[Extracted data entries]
════════════════

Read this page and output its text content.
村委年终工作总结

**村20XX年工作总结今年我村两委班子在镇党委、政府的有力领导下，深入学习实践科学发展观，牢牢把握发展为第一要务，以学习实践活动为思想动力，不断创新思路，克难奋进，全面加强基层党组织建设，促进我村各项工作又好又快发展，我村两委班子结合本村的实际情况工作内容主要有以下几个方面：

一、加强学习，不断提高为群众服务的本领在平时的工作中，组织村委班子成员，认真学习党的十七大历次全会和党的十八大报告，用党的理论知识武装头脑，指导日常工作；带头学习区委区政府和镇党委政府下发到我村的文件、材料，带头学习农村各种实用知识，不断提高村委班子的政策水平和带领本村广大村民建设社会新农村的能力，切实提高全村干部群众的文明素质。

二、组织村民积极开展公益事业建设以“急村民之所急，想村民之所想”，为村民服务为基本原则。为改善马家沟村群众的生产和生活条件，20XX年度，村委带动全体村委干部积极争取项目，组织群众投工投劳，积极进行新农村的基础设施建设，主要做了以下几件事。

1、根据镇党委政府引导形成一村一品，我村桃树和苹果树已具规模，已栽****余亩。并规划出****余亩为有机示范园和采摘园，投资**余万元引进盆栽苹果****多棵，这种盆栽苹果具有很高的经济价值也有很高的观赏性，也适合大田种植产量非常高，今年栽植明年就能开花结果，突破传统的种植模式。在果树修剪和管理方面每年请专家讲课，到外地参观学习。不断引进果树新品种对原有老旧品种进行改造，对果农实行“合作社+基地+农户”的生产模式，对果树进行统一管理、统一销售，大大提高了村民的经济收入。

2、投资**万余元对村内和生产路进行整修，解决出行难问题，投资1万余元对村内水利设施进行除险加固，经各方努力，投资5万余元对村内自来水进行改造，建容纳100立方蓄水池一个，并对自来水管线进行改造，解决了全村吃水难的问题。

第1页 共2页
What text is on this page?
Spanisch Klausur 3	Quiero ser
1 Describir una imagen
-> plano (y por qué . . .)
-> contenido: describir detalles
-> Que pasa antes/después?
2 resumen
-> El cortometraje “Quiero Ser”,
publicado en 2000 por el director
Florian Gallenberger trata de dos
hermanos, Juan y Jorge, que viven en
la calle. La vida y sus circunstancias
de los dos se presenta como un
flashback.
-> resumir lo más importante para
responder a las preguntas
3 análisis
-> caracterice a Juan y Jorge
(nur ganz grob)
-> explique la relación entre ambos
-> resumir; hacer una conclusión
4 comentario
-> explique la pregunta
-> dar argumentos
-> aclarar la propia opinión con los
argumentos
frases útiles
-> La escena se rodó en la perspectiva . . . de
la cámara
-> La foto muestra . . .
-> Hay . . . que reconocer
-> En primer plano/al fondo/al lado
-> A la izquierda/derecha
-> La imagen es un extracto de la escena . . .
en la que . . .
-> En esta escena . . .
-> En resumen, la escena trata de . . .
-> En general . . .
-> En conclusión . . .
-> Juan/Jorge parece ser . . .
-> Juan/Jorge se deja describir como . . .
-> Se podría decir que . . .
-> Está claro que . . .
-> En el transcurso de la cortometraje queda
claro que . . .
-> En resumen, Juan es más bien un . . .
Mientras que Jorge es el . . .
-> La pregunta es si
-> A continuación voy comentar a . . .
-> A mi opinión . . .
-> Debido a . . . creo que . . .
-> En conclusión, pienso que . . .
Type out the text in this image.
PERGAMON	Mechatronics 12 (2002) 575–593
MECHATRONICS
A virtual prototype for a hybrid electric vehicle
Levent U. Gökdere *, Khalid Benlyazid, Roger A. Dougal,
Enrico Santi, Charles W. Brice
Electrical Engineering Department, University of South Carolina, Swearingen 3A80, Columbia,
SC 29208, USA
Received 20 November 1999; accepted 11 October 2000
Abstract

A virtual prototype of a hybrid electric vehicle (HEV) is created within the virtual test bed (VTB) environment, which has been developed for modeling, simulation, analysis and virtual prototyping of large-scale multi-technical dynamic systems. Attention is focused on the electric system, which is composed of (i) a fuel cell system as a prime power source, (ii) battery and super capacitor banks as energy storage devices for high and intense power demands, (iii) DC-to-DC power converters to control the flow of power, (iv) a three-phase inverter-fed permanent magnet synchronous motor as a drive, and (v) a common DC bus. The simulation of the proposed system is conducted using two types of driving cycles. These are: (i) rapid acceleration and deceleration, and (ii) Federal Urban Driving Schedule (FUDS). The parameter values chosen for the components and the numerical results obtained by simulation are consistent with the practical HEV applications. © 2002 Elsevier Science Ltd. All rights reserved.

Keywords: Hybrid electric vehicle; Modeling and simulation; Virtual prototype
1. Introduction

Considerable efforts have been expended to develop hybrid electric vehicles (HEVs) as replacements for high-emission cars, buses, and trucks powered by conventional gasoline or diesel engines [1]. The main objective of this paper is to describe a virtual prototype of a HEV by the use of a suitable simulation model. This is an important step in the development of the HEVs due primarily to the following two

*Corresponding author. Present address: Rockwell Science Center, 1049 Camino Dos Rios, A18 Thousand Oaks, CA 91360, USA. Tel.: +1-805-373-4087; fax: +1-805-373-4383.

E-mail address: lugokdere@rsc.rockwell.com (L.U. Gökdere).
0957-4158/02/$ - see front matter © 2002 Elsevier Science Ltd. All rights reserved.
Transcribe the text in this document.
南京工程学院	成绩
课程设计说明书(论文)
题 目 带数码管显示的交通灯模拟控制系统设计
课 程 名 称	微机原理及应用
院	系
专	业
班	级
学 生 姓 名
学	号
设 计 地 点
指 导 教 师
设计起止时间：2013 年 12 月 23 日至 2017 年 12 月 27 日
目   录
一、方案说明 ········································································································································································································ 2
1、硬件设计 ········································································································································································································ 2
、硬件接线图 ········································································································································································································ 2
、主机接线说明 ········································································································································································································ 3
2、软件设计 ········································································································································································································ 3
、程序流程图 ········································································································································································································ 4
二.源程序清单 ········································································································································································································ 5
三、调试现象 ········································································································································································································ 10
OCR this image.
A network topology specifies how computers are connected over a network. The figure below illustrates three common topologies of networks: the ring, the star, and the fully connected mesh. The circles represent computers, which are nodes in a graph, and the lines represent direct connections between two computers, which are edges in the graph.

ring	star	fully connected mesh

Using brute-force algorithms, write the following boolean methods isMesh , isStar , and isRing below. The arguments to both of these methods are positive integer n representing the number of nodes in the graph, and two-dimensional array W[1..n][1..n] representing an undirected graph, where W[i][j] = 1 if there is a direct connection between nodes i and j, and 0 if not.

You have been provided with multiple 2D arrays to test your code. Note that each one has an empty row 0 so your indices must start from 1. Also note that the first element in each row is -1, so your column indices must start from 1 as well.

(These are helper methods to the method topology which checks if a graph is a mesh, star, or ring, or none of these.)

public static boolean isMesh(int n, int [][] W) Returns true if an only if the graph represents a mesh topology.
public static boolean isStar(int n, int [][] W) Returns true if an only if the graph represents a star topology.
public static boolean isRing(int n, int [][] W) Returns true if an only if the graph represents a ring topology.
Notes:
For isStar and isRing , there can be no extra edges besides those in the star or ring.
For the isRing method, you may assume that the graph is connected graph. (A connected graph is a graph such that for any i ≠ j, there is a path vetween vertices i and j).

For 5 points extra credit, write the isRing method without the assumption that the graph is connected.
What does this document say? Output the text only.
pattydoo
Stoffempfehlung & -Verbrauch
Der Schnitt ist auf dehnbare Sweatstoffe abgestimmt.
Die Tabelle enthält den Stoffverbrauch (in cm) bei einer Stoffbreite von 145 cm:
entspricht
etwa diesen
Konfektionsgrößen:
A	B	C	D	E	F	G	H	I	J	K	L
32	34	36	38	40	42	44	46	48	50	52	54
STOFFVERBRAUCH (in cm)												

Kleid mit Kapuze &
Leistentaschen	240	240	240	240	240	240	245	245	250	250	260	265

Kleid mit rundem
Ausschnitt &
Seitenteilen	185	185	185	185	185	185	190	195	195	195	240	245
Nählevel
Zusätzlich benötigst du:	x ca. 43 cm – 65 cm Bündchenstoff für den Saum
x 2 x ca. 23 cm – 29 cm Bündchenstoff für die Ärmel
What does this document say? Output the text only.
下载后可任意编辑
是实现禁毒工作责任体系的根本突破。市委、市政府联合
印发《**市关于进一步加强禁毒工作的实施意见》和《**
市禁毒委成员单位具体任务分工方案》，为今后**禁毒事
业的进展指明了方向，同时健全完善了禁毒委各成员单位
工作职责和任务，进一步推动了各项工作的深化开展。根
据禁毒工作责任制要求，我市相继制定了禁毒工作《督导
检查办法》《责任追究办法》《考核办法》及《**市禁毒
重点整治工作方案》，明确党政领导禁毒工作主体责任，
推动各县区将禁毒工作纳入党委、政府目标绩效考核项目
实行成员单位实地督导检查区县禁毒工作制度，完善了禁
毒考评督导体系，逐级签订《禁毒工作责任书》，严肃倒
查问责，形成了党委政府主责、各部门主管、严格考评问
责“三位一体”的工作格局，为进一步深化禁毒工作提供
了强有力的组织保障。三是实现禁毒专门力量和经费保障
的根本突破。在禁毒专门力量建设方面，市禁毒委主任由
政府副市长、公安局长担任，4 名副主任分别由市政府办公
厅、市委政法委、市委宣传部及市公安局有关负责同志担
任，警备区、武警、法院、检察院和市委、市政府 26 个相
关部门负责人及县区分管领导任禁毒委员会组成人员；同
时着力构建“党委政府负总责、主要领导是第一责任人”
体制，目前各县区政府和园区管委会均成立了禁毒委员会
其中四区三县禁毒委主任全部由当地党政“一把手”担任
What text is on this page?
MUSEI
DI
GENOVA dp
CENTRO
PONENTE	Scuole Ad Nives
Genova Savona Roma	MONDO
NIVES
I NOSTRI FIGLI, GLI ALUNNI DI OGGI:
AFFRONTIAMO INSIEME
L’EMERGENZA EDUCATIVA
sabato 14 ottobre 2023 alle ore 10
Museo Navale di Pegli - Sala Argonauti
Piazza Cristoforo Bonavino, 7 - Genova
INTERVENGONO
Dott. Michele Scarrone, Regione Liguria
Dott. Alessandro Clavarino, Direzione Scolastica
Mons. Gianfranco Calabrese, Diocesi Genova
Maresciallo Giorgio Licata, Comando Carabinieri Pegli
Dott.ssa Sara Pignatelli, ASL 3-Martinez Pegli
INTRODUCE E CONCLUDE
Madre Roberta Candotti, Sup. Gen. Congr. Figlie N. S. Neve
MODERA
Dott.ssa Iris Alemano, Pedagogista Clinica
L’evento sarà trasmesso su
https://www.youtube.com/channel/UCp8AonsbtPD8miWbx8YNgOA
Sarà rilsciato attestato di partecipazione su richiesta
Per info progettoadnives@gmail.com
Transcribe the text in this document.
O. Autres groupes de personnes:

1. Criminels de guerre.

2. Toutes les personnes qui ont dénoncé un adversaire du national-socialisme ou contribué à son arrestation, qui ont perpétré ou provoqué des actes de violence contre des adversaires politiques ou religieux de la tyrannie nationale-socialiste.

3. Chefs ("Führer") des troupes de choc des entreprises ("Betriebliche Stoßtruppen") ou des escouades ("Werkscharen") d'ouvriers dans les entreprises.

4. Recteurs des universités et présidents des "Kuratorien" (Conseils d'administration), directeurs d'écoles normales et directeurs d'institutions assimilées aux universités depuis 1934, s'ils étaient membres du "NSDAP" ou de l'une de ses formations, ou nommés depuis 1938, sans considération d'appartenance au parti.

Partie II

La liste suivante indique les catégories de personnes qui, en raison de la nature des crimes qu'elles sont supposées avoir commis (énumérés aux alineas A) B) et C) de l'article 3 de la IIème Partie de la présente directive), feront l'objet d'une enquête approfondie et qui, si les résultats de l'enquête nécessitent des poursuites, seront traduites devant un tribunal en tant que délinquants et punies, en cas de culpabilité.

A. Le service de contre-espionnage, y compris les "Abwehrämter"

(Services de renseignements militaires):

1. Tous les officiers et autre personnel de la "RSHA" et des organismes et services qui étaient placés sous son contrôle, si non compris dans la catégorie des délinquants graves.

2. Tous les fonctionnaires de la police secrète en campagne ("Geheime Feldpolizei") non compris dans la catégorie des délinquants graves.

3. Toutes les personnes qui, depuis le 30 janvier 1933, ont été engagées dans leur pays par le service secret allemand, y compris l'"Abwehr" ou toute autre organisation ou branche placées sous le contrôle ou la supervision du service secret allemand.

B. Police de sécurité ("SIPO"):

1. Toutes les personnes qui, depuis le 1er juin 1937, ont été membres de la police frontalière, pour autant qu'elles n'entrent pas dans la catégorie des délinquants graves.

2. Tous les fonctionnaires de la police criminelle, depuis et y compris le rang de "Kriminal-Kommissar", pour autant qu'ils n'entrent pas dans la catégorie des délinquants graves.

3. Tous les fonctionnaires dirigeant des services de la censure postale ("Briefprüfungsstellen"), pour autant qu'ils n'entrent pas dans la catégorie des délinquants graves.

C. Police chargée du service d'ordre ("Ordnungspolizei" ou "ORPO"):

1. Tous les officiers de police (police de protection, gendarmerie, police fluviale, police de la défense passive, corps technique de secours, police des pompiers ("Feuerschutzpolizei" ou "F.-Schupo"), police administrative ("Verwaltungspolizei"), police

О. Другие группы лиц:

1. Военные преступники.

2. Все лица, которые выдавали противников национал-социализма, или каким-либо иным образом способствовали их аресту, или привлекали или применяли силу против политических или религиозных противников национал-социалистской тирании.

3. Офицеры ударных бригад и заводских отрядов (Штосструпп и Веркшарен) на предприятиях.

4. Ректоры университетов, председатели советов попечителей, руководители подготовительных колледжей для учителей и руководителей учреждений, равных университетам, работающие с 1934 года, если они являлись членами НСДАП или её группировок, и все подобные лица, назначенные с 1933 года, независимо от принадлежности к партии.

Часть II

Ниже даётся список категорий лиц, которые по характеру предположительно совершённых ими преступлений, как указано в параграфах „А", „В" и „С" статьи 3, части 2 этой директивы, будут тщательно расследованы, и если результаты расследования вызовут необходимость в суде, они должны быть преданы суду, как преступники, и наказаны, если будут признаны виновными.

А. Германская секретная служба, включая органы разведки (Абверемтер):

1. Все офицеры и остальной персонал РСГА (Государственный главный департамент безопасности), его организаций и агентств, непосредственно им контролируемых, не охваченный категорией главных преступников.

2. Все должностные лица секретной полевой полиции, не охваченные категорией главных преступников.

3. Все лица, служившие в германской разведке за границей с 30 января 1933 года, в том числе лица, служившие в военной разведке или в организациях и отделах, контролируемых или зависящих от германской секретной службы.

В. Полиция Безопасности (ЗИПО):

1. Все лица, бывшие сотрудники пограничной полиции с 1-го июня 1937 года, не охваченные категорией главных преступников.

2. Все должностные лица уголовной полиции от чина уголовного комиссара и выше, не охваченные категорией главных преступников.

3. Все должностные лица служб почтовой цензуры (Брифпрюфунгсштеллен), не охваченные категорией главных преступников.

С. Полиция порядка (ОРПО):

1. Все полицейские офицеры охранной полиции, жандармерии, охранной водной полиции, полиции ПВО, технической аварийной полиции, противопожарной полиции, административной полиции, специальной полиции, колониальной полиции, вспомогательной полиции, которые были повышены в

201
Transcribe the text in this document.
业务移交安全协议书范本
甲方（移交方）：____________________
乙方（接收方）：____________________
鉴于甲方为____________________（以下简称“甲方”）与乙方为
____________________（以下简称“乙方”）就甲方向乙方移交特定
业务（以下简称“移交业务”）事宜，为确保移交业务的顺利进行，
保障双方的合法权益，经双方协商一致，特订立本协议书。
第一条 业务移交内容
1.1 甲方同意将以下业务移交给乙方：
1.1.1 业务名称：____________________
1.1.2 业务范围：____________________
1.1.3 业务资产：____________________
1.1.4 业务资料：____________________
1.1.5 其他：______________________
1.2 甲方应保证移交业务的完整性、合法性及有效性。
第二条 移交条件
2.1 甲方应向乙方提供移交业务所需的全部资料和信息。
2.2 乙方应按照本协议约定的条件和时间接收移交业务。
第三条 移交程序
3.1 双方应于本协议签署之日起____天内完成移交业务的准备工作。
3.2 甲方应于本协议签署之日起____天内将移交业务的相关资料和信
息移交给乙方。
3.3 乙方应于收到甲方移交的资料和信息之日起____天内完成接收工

════════════════

■ Task prompt
Pull every line containing the word "resumen" out of the entries above.

■ Task output
2 resumen
-> En resumen, la escena trata de . . .
-> En resumen, Juan es más bien un . . .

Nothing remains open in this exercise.